## Problem to work on
Can you print the data exactly and leave out each image?

(Dataset entries on figures)

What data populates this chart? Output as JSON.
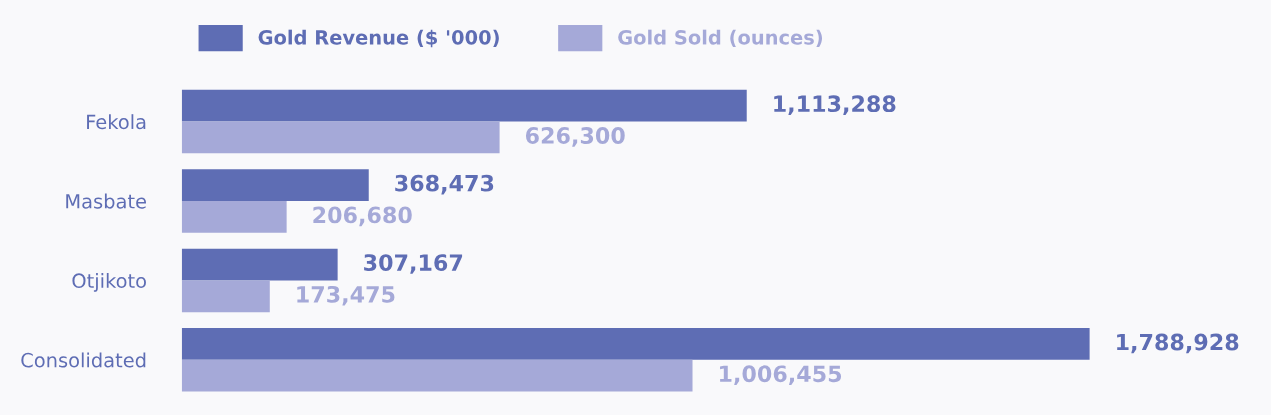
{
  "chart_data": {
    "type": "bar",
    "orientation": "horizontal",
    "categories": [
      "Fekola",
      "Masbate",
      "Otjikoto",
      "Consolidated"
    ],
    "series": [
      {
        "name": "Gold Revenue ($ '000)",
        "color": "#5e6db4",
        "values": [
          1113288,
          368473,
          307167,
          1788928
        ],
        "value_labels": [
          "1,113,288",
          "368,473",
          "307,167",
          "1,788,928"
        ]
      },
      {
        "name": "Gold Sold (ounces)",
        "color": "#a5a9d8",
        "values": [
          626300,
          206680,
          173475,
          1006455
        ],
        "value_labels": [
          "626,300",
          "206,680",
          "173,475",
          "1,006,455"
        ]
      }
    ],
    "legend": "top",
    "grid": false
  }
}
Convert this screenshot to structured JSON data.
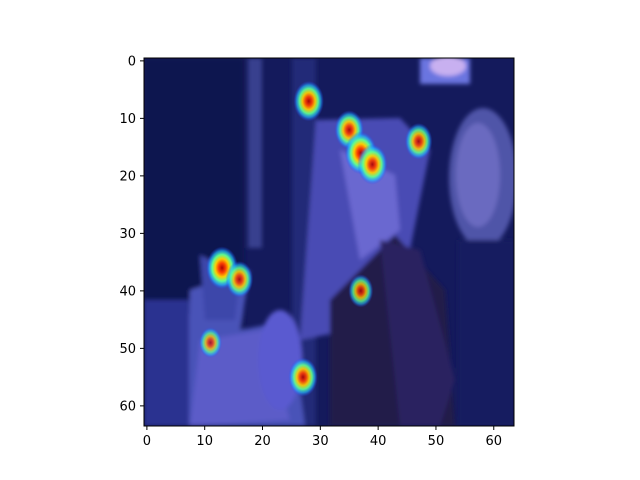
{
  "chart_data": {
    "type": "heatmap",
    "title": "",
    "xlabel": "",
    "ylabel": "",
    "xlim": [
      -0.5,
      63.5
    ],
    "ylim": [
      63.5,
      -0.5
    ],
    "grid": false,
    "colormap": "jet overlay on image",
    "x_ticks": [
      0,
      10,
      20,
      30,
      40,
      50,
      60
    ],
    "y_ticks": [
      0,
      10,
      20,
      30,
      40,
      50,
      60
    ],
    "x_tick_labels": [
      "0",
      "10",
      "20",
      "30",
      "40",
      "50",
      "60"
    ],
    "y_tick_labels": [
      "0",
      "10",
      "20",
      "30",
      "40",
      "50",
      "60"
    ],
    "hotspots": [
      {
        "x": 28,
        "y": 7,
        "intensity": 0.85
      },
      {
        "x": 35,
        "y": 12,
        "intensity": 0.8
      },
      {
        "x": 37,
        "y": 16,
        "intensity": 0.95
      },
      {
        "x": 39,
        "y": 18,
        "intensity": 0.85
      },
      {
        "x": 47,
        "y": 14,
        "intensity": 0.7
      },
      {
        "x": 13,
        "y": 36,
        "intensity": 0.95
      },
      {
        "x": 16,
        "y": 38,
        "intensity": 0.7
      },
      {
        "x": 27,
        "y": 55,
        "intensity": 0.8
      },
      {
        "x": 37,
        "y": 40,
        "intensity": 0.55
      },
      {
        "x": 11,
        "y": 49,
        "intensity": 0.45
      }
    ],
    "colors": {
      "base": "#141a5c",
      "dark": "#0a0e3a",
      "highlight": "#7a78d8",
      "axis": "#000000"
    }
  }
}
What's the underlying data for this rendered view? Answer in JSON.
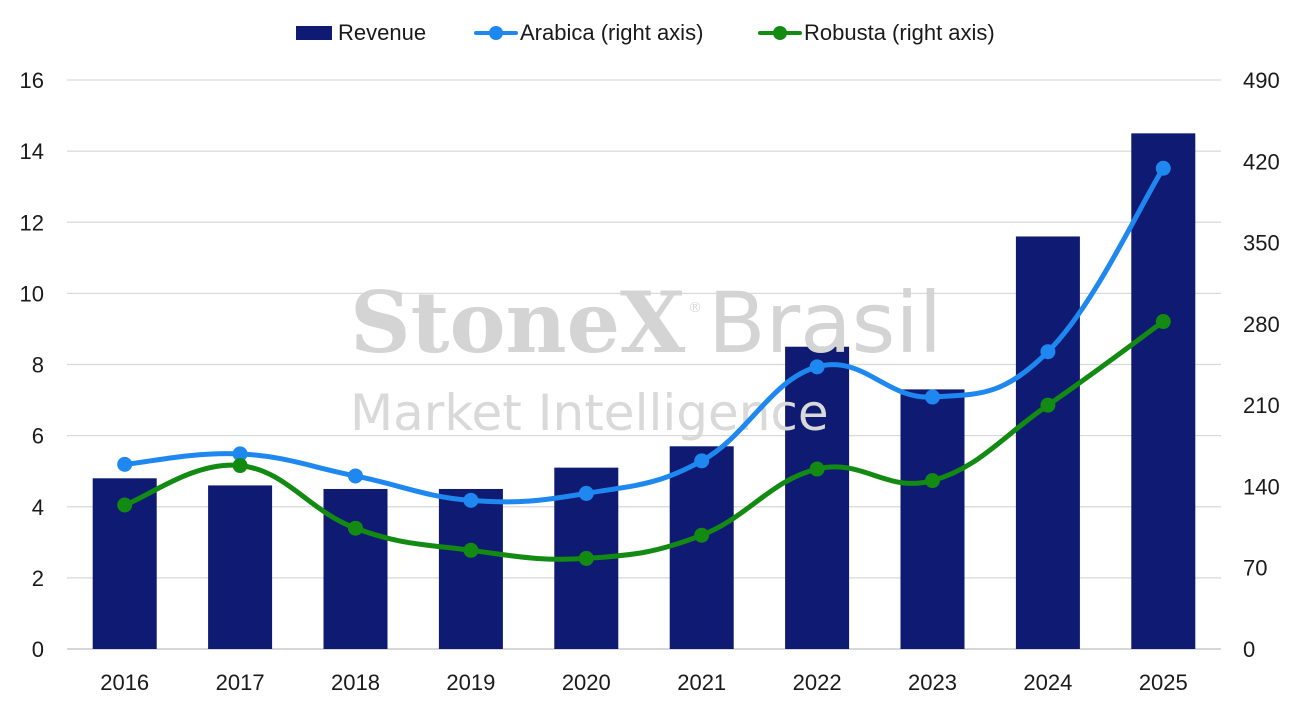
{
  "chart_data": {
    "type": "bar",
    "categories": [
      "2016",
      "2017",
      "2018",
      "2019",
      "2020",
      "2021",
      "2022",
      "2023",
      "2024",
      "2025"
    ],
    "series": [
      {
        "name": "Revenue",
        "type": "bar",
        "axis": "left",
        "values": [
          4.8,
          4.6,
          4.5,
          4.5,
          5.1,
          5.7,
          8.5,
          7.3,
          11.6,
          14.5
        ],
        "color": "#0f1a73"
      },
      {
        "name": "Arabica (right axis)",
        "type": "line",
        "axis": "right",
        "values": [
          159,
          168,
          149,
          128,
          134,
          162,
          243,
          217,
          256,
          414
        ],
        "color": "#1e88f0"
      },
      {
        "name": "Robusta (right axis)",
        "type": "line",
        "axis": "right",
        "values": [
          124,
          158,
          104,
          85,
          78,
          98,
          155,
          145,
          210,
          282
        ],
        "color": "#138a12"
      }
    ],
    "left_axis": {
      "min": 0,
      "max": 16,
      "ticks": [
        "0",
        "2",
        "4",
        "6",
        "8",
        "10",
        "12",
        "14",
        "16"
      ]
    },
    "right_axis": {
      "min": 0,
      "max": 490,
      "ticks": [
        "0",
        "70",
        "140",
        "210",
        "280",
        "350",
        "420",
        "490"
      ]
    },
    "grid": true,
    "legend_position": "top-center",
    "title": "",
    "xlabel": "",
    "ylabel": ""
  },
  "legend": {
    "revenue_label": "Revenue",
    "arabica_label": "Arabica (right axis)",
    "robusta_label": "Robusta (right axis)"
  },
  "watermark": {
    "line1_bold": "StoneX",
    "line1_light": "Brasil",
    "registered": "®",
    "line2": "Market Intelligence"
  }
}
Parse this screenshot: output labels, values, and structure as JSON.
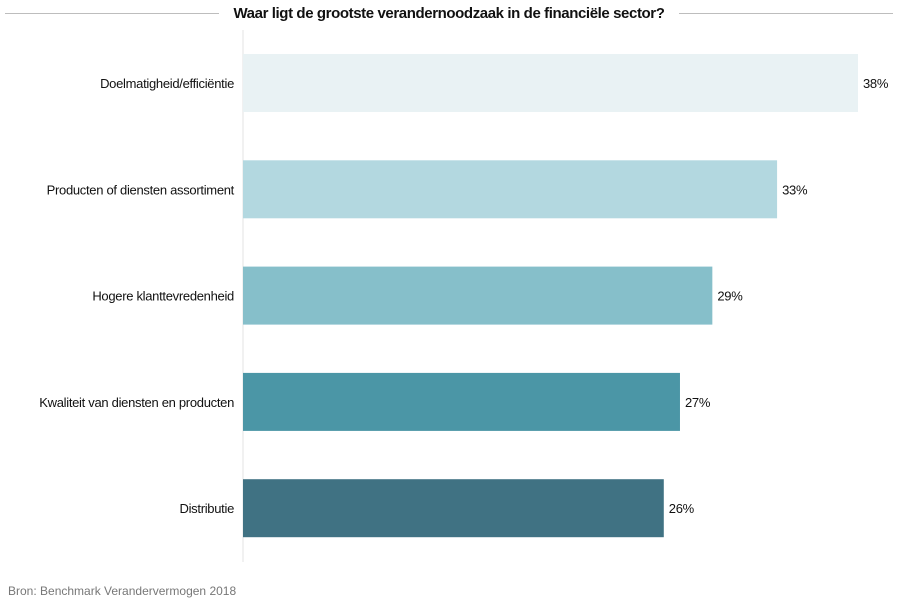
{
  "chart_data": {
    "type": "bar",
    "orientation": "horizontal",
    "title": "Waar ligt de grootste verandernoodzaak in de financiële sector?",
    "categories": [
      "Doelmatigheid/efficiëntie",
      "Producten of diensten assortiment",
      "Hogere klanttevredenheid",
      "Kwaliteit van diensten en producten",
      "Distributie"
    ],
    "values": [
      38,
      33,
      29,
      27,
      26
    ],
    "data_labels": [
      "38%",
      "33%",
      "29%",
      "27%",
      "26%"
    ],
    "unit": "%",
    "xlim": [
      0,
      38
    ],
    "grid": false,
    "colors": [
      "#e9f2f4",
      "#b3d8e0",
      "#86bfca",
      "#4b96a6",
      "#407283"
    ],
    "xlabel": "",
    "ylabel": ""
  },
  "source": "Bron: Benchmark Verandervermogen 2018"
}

## Result
What data populates this chart? Output as JSON.
{
  "chart_data": {
    "type": "bar",
    "orientation": "horizontal",
    "categories": [
      "Fekola",
      "Masbate",
      "Otjikoto",
      "Consolidated"
    ],
    "series": [
      {
        "name": "Gold Revenue ($ '000)",
        "color": "#5e6db4",
        "values": [
          1113288,
          368473,
          307167,
          1788928
        ],
        "value_labels": [
          "1,113,288",
          "368,473",
          "307,167",
          "1,788,928"
        ]
      },
      {
        "name": "Gold Sold (ounces)",
        "color": "#a5a9d8",
        "values": [
          626300,
          206680,
          173475,
          1006455
        ],
        "value_labels": [
          "626,300",
          "206,680",
          "173,475",
          "1,006,455"
        ]
      }
    ],
    "legend": "top",
    "grid": false
  }
}
Convert this screenshot to structured JSON data.
{
  "chart_data": {
    "type": "heatmap",
    "title": "",
    "xlabel": "",
    "ylabel": "",
    "xlim": [
      -0.5,
      63.5
    ],
    "ylim": [
      63.5,
      -0.5
    ],
    "grid": false,
    "colormap": "jet overlay on image",
    "x_ticks": [
      0,
      10,
      20,
      30,
      40,
      50,
      60
    ],
    "y_ticks": [
      0,
      10,
      20,
      30,
      40,
      50,
      60
    ],
    "x_tick_labels": [
      "0",
      "10",
      "20",
      "30",
      "40",
      "50",
      "60"
    ],
    "y_tick_labels": [
      "0",
      "10",
      "20",
      "30",
      "40",
      "50",
      "60"
    ],
    "hotspots": [
      {
        "x": 28,
        "y": 7,
        "intensity": 0.85
      },
      {
        "x": 35,
        "y": 12,
        "intensity": 0.8
      },
      {
        "x": 37,
        "y": 16,
        "intensity": 0.95
      },
      {
        "x": 39,
        "y": 18,
        "intensity": 0.85
      },
      {
        "x": 47,
        "y": 14,
        "intensity": 0.7
      },
      {
        "x": 13,
        "y": 36,
        "intensity": 0.95
      },
      {
        "x": 16,
        "y": 38,
        "intensity": 0.7
      },
      {
        "x": 27,
        "y": 55,
        "intensity": 0.8
      },
      {
        "x": 37,
        "y": 40,
        "intensity": 0.55
      },
      {
        "x": 11,
        "y": 49,
        "intensity": 0.45
      }
    ],
    "colors": {
      "base": "#141a5c",
      "dark": "#0a0e3a",
      "highlight": "#7a78d8",
      "axis": "#000000"
    }
  }
}
What's the underlying data for this rendered view? Answer in JSON.
{
  "chart_data": {
    "type": "bar",
    "categories": [
      "2016",
      "2017",
      "2018",
      "2019",
      "2020",
      "2021",
      "2022",
      "2023",
      "2024",
      "2025"
    ],
    "series": [
      {
        "name": "Revenue",
        "type": "bar",
        "axis": "left",
        "values": [
          4.8,
          4.6,
          4.5,
          4.5,
          5.1,
          5.7,
          8.5,
          7.3,
          11.6,
          14.5
        ],
        "color": "#0f1a73"
      },
      {
        "name": "Arabica (right axis)",
        "type": "line",
        "axis": "right",
        "values": [
          159,
          168,
          149,
          128,
          134,
          162,
          243,
          217,
          256,
          414
        ],
        "color": "#1e88f0"
      },
      {
        "name": "Robusta (right axis)",
        "type": "line",
        "axis": "right",
        "values": [
          124,
          158,
          104,
          85,
          78,
          98,
          155,
          145,
          210,
          282
        ],
        "color": "#138a12"
      }
    ],
    "left_axis": {
      "min": 0,
      "max": 16,
      "ticks": [
        "0",
        "2",
        "4",
        "6",
        "8",
        "10",
        "12",
        "14",
        "16"
      ]
    },
    "right_axis": {
      "min": 0,
      "max": 490,
      "ticks": [
        "0",
        "70",
        "140",
        "210",
        "280",
        "350",
        "420",
        "490"
      ]
    },
    "grid": true,
    "legend_position": "top-center",
    "title": "",
    "xlabel": "",
    "ylabel": ""
  },
  "legend": {
    "revenue_label": "Revenue",
    "arabica_label": "Arabica (right axis)",
    "robusta_label": "Robusta (right axis)"
  },
  "watermark": {
    "line1_bold": "StoneX",
    "line1_light": "Brasil",
    "registered": "®",
    "line2": "Market Intelligence"
  }
}
Parse this screenshot: output labels, values, and structure as JSON.
{
  "chart_data": {
    "type": "bar",
    "orientation": "horizontal",
    "title": "Waar ligt de grootste verandernoodzaak in de financiële sector?",
    "categories": [
      "Doelmatigheid/efficiëntie",
      "Producten of diensten assortiment",
      "Hogere klanttevredenheid",
      "Kwaliteit van diensten en producten",
      "Distributie"
    ],
    "values": [
      38,
      33,
      29,
      27,
      26
    ],
    "data_labels": [
      "38%",
      "33%",
      "29%",
      "27%",
      "26%"
    ],
    "unit": "%",
    "xlim": [
      0,
      38
    ],
    "grid": false,
    "colors": [
      "#e9f2f4",
      "#b3d8e0",
      "#86bfca",
      "#4b96a6",
      "#407283"
    ],
    "xlabel": "",
    "ylabel": ""
  },
  "source": "Bron: Benchmark Verandervermogen 2018"
}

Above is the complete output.